**Task requirements:** Rewrite the listing below, swapping every "low-clouds-bar" for "low-cloud-bar" and leaving all other text unchanged.

Stored dataset items
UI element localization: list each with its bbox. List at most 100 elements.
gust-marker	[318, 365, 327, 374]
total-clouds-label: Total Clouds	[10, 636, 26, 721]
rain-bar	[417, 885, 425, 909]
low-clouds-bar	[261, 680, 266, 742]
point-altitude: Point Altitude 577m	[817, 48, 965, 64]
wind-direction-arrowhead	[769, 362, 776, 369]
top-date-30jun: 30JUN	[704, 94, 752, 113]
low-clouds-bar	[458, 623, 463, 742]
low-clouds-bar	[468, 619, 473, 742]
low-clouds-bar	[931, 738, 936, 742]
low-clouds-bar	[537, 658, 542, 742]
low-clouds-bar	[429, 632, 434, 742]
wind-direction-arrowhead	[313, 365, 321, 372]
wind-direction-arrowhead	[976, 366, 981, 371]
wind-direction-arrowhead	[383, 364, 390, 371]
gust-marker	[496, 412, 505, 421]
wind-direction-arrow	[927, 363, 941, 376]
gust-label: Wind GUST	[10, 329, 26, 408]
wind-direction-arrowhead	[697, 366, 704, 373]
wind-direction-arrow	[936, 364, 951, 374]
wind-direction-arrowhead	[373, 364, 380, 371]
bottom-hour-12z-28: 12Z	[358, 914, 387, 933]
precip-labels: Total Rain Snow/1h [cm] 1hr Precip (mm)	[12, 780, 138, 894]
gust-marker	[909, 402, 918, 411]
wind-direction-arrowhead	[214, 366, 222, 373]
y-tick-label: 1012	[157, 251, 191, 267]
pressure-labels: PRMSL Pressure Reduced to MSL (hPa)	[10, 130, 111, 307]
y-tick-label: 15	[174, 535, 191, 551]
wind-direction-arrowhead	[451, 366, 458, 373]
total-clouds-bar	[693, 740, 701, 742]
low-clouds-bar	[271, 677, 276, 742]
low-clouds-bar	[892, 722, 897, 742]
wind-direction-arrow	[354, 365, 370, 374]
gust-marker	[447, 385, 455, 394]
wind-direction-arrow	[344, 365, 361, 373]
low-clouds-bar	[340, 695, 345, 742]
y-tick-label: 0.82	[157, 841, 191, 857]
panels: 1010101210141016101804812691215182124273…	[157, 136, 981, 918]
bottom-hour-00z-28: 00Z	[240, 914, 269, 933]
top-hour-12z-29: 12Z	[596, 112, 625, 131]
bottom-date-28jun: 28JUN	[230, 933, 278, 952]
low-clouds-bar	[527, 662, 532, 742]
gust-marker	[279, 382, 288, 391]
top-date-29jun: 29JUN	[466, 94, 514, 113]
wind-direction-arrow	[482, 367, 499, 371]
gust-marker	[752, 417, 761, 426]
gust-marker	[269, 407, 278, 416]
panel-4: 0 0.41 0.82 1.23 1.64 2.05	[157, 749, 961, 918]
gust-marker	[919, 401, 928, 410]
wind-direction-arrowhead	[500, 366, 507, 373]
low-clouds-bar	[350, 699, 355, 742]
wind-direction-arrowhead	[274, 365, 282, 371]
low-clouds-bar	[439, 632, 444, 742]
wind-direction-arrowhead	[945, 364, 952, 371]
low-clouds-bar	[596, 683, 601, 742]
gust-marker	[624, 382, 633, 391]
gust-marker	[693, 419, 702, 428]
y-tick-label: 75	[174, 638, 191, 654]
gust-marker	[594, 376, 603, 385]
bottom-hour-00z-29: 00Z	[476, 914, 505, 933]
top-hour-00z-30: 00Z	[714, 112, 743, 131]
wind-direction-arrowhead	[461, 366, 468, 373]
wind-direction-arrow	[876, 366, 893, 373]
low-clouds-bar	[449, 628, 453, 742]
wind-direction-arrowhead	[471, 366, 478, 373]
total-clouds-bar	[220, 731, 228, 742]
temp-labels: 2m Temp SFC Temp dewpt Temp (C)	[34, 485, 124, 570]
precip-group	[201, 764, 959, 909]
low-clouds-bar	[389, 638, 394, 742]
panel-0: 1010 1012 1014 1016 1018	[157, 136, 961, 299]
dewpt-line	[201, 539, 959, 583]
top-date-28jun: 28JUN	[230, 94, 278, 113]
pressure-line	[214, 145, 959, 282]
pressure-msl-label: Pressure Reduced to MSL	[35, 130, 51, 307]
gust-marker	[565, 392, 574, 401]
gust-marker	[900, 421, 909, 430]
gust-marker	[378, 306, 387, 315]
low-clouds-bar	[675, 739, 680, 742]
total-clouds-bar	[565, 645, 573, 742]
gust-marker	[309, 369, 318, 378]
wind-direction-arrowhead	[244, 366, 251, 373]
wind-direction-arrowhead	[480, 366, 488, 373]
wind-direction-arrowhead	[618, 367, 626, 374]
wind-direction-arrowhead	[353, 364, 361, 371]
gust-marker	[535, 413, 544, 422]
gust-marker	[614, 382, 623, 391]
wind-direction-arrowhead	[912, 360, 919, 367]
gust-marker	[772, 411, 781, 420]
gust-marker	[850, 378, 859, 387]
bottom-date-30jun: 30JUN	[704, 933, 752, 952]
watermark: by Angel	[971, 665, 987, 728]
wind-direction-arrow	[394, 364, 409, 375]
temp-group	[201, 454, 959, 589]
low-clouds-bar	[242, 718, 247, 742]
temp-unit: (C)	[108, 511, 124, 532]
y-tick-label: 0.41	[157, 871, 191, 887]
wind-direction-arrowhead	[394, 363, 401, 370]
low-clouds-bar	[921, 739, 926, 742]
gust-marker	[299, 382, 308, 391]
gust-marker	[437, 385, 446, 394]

**Output of the task:**
UI element localization: list each with its bbox. List at most 100 elements.
gust-marker	[318, 365, 327, 374]
total-clouds-label: Total Clouds	[10, 636, 26, 721]
rain-bar	[417, 885, 425, 909]
low-cloud-bar	[261, 680, 266, 742]
point-altitude: Point Altitude 577m	[817, 48, 965, 64]
wind-direction-arrowhead	[769, 362, 776, 369]
top-date-30jun: 30JUN	[704, 94, 752, 113]
low-cloud-bar	[458, 623, 463, 742]
low-cloud-bar	[468, 619, 473, 742]
low-cloud-bar	[931, 738, 936, 742]
low-cloud-bar	[537, 658, 542, 742]
low-cloud-bar	[429, 632, 434, 742]
wind-direction-arrowhead	[313, 365, 321, 372]
wind-direction-arrowhead	[976, 366, 981, 371]
wind-direction-arrowhead	[383, 364, 390, 371]
gust-marker	[496, 412, 505, 421]
wind-direction-arrow	[927, 363, 941, 376]
gust-label: Wind GUST	[10, 329, 26, 408]
wind-direction-arrowhead	[697, 366, 704, 373]
wind-direction-arrow	[936, 364, 951, 374]
wind-direction-arrowhead	[373, 364, 380, 371]
bottom-hour-12z-28: 12Z	[358, 914, 387, 933]
precip-labels: Total Rain Snow/1h [cm] 1hr Precip (mm)	[12, 780, 138, 894]
gust-marker	[909, 402, 918, 411]
wind-direction-arrowhead	[214, 366, 222, 373]
y-tick-label: 1012	[157, 251, 191, 267]
pressure-labels: PRMSL Pressure Reduced to MSL (hPa)	[10, 130, 111, 307]
y-tick-label: 15	[174, 535, 191, 551]
wind-direction-arrowhead	[451, 366, 458, 373]
total-clouds-bar	[693, 740, 701, 742]
low-cloud-bar	[271, 677, 276, 742]
low-cloud-bar	[892, 722, 897, 742]
wind-direction-arrow	[354, 365, 370, 374]
gust-marker	[447, 385, 455, 394]
wind-direction-arrow	[344, 365, 361, 373]
low-cloud-bar	[340, 695, 345, 742]
y-tick-label: 0.82	[157, 841, 191, 857]
panels: 1010101210141016101804812691215182124273…	[157, 136, 981, 918]
bottom-hour-00z-28: 00Z	[240, 914, 269, 933]
top-hour-12z-29: 12Z	[596, 112, 625, 131]
bottom-date-28jun: 28JUN	[230, 933, 278, 952]
low-cloud-bar	[527, 662, 532, 742]
gust-marker	[279, 382, 288, 391]
top-date-29jun: 29JUN	[466, 94, 514, 113]
wind-direction-arrow	[482, 367, 499, 371]
gust-marker	[752, 417, 761, 426]
gust-marker	[269, 407, 278, 416]
panel-4: 0 0.41 0.82 1.23 1.64 2.05	[157, 749, 961, 918]
gust-marker	[919, 401, 928, 410]
wind-direction-arrowhead	[500, 366, 507, 373]
low-cloud-bar	[350, 699, 355, 742]
wind-direction-arrowhead	[274, 365, 282, 371]
low-cloud-bar	[439, 632, 444, 742]
wind-direction-arrowhead	[945, 364, 952, 371]
low-cloud-bar	[596, 683, 601, 742]
gust-marker	[624, 382, 633, 391]
gust-marker	[693, 419, 702, 428]
y-tick-label: 75	[174, 638, 191, 654]
gust-marker	[594, 376, 603, 385]
bottom-hour-00z-29: 00Z	[476, 914, 505, 933]
top-hour-00z-30: 00Z	[714, 112, 743, 131]
wind-direction-arrowhead	[461, 366, 468, 373]
wind-direction-arrow	[876, 366, 893, 373]
low-cloud-bar	[449, 628, 453, 742]
wind-direction-arrowhead	[471, 366, 478, 373]
total-clouds-bar	[220, 731, 228, 742]
temp-labels: 2m Temp SFC Temp dewpt Temp (C)	[34, 485, 124, 570]
precip-group	[201, 764, 959, 909]
low-cloud-bar	[389, 638, 394, 742]
panel-0: 1010 1012 1014 1016 1018	[157, 136, 961, 299]
dewpt-line	[201, 539, 959, 583]
top-date-28jun: 28JUN	[230, 94, 278, 113]
pressure-line	[214, 145, 959, 282]
pressure-msl-label: Pressure Reduced to MSL	[35, 130, 51, 307]
gust-marker	[565, 392, 574, 401]
gust-marker	[900, 421, 909, 430]
gust-marker	[378, 306, 387, 315]
low-cloud-bar	[675, 739, 680, 742]
total-clouds-bar	[565, 645, 573, 742]
gust-marker	[309, 369, 318, 378]
wind-direction-arrowhead	[244, 366, 251, 373]
wind-direction-arrowhead	[480, 366, 488, 373]
wind-direction-arrowhead	[618, 367, 626, 374]
wind-direction-arrowhead	[353, 364, 361, 371]
gust-marker	[535, 413, 544, 422]
gust-marker	[614, 382, 623, 391]
wind-direction-arrowhead	[912, 360, 919, 367]
gust-marker	[772, 411, 781, 420]
gust-marker	[850, 378, 859, 387]
bottom-date-30jun: 30JUN	[704, 933, 752, 952]
watermark: by Angel	[971, 665, 987, 728]
wind-direction-arrow	[394, 364, 409, 375]
temp-group	[201, 454, 959, 589]
low-cloud-bar	[242, 718, 247, 742]
temp-unit: (C)	[108, 511, 124, 532]
y-tick-label: 0.41	[157, 871, 191, 887]
wind-direction-arrowhead	[394, 363, 401, 370]
low-cloud-bar	[921, 739, 926, 742]
gust-marker	[299, 382, 308, 391]
gust-marker	[437, 385, 446, 394]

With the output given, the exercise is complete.